* start DATA TO USE *
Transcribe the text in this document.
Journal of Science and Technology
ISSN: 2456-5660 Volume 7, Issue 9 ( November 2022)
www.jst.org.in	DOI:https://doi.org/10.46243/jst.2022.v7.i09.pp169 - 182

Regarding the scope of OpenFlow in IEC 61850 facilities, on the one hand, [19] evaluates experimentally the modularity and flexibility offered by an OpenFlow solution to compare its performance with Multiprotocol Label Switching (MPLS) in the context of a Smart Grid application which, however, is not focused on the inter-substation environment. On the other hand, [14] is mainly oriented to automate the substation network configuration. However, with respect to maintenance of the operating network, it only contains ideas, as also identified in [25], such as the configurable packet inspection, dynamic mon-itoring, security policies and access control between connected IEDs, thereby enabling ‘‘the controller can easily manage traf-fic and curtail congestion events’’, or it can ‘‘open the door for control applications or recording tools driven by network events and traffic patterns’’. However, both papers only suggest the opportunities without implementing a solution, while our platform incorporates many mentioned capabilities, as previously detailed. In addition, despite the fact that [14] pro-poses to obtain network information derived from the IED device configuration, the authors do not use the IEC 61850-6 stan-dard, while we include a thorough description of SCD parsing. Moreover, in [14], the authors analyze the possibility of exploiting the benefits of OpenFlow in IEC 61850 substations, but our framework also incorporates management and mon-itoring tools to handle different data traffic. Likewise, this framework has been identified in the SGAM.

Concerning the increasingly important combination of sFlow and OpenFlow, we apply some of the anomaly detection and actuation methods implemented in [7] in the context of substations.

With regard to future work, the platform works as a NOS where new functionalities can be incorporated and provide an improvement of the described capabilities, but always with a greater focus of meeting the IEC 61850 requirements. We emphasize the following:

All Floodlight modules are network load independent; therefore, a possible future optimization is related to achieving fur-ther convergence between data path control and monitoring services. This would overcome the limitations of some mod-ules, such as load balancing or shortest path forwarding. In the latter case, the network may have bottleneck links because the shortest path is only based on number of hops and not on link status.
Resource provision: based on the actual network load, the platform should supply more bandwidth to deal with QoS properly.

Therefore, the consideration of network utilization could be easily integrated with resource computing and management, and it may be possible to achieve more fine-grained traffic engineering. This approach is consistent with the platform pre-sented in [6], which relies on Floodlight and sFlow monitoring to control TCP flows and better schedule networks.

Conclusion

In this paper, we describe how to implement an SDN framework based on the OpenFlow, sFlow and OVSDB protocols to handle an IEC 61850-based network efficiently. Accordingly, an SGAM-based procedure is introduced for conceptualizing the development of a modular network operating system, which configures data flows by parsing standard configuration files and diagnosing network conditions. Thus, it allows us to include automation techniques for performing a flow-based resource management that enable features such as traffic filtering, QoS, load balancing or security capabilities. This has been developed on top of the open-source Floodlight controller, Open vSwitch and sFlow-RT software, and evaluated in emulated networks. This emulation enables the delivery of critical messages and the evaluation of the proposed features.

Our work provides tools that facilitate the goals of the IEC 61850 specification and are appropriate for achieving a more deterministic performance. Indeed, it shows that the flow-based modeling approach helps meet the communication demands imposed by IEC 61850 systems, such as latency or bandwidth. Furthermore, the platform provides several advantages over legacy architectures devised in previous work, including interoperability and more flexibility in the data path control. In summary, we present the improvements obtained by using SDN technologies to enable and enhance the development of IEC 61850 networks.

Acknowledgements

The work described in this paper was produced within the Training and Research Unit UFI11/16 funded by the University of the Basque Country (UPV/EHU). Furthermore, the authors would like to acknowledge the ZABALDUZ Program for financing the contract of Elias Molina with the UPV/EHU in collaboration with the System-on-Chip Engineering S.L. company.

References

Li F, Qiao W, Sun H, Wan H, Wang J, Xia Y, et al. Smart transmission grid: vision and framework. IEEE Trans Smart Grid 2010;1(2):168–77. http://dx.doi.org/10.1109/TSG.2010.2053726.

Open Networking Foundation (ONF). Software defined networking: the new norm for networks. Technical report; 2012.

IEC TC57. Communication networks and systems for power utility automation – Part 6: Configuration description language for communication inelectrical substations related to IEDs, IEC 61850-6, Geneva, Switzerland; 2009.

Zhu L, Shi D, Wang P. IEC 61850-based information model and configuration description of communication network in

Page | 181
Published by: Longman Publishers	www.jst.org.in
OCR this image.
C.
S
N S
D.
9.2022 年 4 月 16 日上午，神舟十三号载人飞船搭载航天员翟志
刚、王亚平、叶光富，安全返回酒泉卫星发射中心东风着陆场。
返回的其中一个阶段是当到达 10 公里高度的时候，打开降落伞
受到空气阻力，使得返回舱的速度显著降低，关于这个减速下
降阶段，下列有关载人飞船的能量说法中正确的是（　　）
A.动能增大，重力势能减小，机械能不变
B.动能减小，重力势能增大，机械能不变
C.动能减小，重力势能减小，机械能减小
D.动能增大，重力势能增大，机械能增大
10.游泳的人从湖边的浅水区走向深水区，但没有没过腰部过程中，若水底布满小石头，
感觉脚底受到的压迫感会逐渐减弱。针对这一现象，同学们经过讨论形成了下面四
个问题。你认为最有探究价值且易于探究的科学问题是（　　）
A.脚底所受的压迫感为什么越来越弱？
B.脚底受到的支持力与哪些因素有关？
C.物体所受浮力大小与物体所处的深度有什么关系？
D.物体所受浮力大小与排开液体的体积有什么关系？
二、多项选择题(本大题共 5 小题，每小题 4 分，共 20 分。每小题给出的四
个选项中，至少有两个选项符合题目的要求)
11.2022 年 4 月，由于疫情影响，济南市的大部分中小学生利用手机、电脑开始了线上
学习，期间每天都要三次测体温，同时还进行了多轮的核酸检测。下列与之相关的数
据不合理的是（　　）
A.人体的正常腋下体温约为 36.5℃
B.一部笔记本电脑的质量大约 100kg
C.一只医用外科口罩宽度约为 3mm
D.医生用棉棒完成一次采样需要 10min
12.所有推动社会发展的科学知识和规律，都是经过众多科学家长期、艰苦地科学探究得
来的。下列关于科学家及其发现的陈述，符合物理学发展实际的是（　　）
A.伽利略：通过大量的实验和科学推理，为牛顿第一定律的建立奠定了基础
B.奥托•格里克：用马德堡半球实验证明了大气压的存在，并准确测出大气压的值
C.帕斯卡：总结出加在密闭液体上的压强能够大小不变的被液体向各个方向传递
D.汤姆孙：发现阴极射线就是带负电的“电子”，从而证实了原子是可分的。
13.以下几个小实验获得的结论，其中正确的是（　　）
* end DATA TO USE *
_REQUIRED WORK_. What needs duplicating is the run of lines from the one containing "OCR this image." through the last line of the entries above, exact and complete.

_WRITTEN REPLY_.
OCR this image.
C.
S
N S
D.
9.2022 年 4 月 16 日上午，神舟十三号载人飞船搭载航天员翟志
刚、王亚平、叶光富，安全返回酒泉卫星发射中心东风着陆场。
返回的其中一个阶段是当到达 10 公里高度的时候，打开降落伞
受到空气阻力，使得返回舱的速度显著降低，关于这个减速下
降阶段，下列有关载人飞船的能量说法中正确的是（　　）
A.动能增大，重力势能减小，机械能不变
B.动能减小，重力势能增大，机械能不变
C.动能减小，重力势能减小，机械能减小
D.动能增大，重力势能增大，机械能增大
10.游泳的人从湖边的浅水区走向深水区，但没有没过腰部过程中，若水底布满小石头，
感觉脚底受到的压迫感会逐渐减弱。针对这一现象，同学们经过讨论形成了下面四
个问题。你认为最有探究价值且易于探究的科学问题是（　　）
A.脚底所受的压迫感为什么越来越弱？
B.脚底受到的支持力与哪些因素有关？
C.物体所受浮力大小与物体所处的深度有什么关系？
D.物体所受浮力大小与排开液体的体积有什么关系？
二、多项选择题(本大题共 5 小题，每小题 4 分，共 20 分。每小题给出的四
个选项中，至少有两个选项符合题目的要求)
11.2022 年 4 月，由于疫情影响，济南市的大部分中小学生利用手机、电脑开始了线上
学习，期间每天都要三次测体温，同时还进行了多轮的核酸检测。下列与之相关的数
据不合理的是（　　）
A.人体的正常腋下体温约为 36.5℃
B.一部笔记本电脑的质量大约 100kg
C.一只医用外科口罩宽度约为 3mm
D.医生用棉棒完成一次采样需要 10min
12.所有推动社会发展的科学知识和规律，都是经过众多科学家长期、艰苦地科学探究得
来的。下列关于科学家及其发现的陈述，符合物理学发展实际的是（　　）
A.伽利略：通过大量的实验和科学推理，为牛顿第一定律的建立奠定了基础
B.奥托•格里克：用马德堡半球实验证明了大气压的存在，并准确测出大气压的值
C.帕斯卡：总结出加在密闭液体上的压强能够大小不变的被液体向各个方向传递
D.汤姆孙：发现阴极射线就是带负电的“电子”，从而证实了原子是可分的。
13.以下几个小实验获得的结论，其中正确的是（　　）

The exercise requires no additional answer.